§ **TASK DESCRIPTION**
Extract the text of each entry below exactly, leaving every image behind.

##### DATASET ENTRIES #####

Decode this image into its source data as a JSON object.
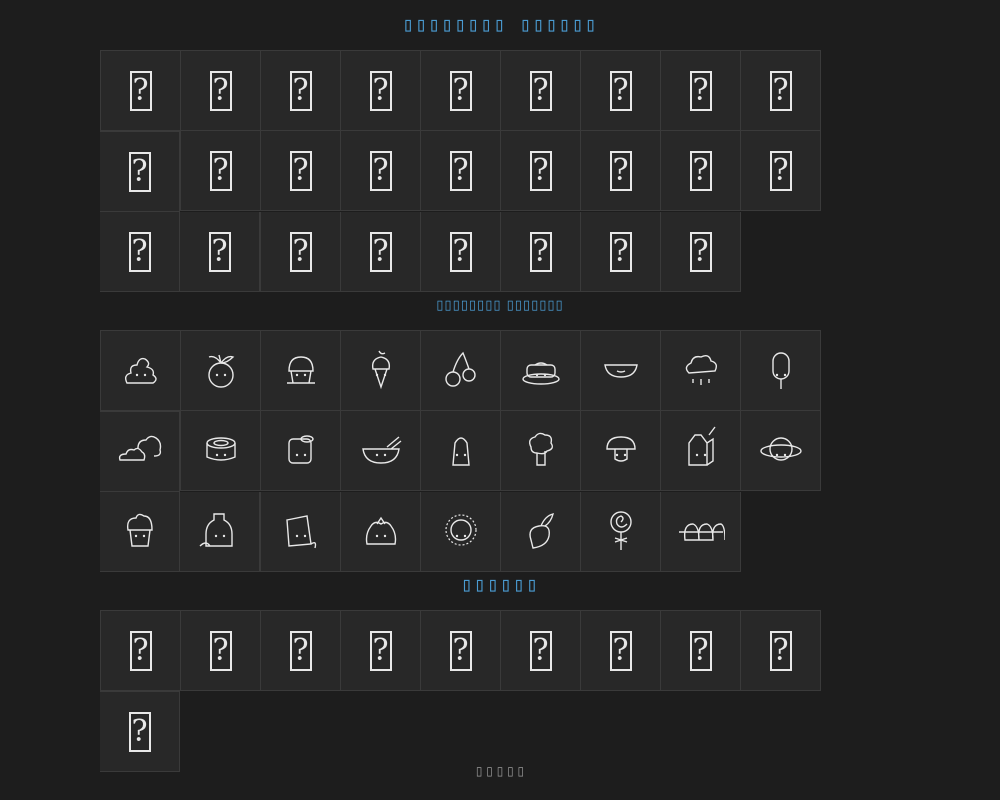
{
  "sections": {
    "section1_title": "▯▯▯▯▯▯▯▯ ▯▯▯▯▯▯",
    "section2_title": "▯▯▯▯▯▯▯▯ ▯▯▯▯▯▯▯",
    "section3_title": "▯▯▯▯▯▯"
  },
  "footer_text": "▯ ▯ ▯ ▯ ▯",
  "missing_glyph": "?",
  "grid1_count": 26,
  "grid3_count": 10,
  "icons": [
    "poop-icon",
    "apple-icon",
    "muffin-icon",
    "ice-cream-cone-icon",
    "cherries-icon",
    "pancakes-icon",
    "watermelon-icon",
    "rain-cloud-icon",
    "popsicle-icon",
    "clouds-icon",
    "sushi-roll-icon",
    "toilet-paper-icon",
    "bowl-icon",
    "salt-shaker-icon",
    "broccoli-icon",
    "mushroom-icon",
    "milk-carton-icon",
    "planet-icon",
    "cupcake-icon",
    "bottle-icon",
    "tea-bag-icon",
    "money-bag-icon",
    "sun-icon",
    "turnip-icon",
    "lollipop-icon",
    "dango-icon"
  ],
  "colors": {
    "background": "#1d1d1d",
    "cell": "#282828",
    "accent": "#4a9bd1",
    "icon": "#e8e8e8"
  }
}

#####

§ **FULL RESPONSE**
Decode this image into its source data as a JSON object.
{
  "sections": {
    "section1_title": "▯▯▯▯▯▯▯▯ ▯▯▯▯▯▯",
    "section2_title": "▯▯▯▯▯▯▯▯ ▯▯▯▯▯▯▯",
    "section3_title": "▯▯▯▯▯▯"
  },
  "footer_text": "▯ ▯ ▯ ▯ ▯",
  "missing_glyph": "?",
  "grid1_count": 26,
  "grid3_count": 10,
  "icons": [
    "poop-icon",
    "apple-icon",
    "muffin-icon",
    "ice-cream-cone-icon",
    "cherries-icon",
    "pancakes-icon",
    "watermelon-icon",
    "rain-cloud-icon",
    "popsicle-icon",
    "clouds-icon",
    "sushi-roll-icon",
    "toilet-paper-icon",
    "bowl-icon",
    "salt-shaker-icon",
    "broccoli-icon",
    "mushroom-icon",
    "milk-carton-icon",
    "planet-icon",
    "cupcake-icon",
    "bottle-icon",
    "tea-bag-icon",
    "money-bag-icon",
    "sun-icon",
    "turnip-icon",
    "lollipop-icon",
    "dango-icon"
  ],
  "colors": {
    "background": "#1d1d1d",
    "cell": "#282828",
    "accent": "#4a9bd1",
    "icon": "#e8e8e8"
  }
}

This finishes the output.